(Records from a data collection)
+===+

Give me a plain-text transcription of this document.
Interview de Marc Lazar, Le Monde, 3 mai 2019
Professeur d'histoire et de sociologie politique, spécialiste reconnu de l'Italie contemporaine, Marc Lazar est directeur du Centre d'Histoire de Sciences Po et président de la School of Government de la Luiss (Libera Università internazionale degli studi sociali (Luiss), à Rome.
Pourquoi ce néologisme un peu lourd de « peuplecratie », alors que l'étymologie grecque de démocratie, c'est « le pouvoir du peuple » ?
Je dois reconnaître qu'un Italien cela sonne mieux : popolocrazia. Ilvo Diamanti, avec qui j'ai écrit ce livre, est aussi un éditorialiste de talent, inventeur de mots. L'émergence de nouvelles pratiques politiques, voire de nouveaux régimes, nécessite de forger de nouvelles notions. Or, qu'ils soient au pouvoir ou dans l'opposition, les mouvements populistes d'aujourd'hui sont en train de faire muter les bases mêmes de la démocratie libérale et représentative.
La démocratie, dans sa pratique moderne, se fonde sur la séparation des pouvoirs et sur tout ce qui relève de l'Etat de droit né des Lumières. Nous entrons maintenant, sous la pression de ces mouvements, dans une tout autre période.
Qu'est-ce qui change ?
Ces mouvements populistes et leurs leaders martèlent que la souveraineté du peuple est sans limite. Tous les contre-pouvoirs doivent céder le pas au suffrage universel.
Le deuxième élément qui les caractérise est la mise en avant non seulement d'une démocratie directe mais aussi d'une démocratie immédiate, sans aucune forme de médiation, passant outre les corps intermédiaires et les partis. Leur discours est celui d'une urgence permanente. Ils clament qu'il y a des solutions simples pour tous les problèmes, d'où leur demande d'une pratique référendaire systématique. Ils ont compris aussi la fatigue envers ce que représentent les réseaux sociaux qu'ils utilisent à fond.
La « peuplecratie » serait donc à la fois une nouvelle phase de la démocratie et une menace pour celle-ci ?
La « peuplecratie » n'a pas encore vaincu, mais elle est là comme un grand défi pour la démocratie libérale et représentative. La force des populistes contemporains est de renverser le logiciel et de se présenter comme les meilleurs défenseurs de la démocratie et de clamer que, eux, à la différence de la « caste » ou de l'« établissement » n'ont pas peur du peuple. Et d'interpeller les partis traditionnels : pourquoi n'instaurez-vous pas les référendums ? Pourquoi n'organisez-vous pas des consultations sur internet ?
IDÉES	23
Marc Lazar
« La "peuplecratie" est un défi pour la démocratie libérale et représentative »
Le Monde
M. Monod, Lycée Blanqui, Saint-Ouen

+===+

> [Aim] Give all the entries again exactly; leave none out.

> [Worked answer]
Give me a plain-text transcription of this document.
Interview de Marc Lazar, Le Monde, 3 mai 2019
Professeur d'histoire et de sociologie politique, spécialiste reconnu de l'Italie contemporaine, Marc Lazar est directeur du Centre d'Histoire de Sciences Po et président de la School of Government de la Luiss (Libera Università internazionale degli studi sociali (Luiss), à Rome.
Pourquoi ce néologisme un peu lourd de « peuplecratie », alors que l'étymologie grecque de démocratie, c'est « le pouvoir du peuple » ?
Je dois reconnaître qu'un Italien cela sonne mieux : popolocrazia. Ilvo Diamanti, avec qui j'ai écrit ce livre, est aussi un éditorialiste de talent, inventeur de mots. L'émergence de nouvelles pratiques politiques, voire de nouveaux régimes, nécessite de forger de nouvelles notions. Or, qu'ils soient au pouvoir ou dans l'opposition, les mouvements populistes d'aujourd'hui sont en train de faire muter les bases mêmes de la démocratie libérale et représentative.
La démocratie, dans sa pratique moderne, se fonde sur la séparation des pouvoirs et sur tout ce qui relève de l'Etat de droit né des Lumières. Nous entrons maintenant, sous la pression de ces mouvements, dans une tout autre période.
Qu'est-ce qui change ?
Ces mouvements populistes et leurs leaders martèlent que la souveraineté du peuple est sans limite. Tous les contre-pouvoirs doivent céder le pas au suffrage universel.
Le deuxième élément qui les caractérise est la mise en avant non seulement d'une démocratie directe mais aussi d'une démocratie immédiate, sans aucune forme de médiation, passant outre les corps intermédiaires et les partis. Leur discours est celui d'une urgence permanente. Ils clament qu'il y a des solutions simples pour tous les problèmes, d'où leur demande d'une pratique référendaire systématique. Ils ont compris aussi la fatigue envers ce que représentent les réseaux sociaux qu'ils utilisent à fond.
La « peuplecratie » serait donc à la fois une nouvelle phase de la démocratie et une menace pour celle-ci ?
La « peuplecratie » n'a pas encore vaincu, mais elle est là comme un grand défi pour la démocratie libérale et représentative. La force des populistes contemporains est de renverser le logiciel et de se présenter comme les meilleurs défenseurs de la démocratie et de clamer que, eux, à la différence de la « caste » ou de l'« établissement » n'ont pas peur du peuple. Et d'interpeller les partis traditionnels : pourquoi n'instaurez-vous pas les référendums ? Pourquoi n'organisez-vous pas des consultations sur internet ?
IDÉES	23
Marc Lazar
« La "peuplecratie" est un défi pour la démocratie libérale et représentative »
Le Monde
M. Monod, Lycée Blanqui, Saint-Ouen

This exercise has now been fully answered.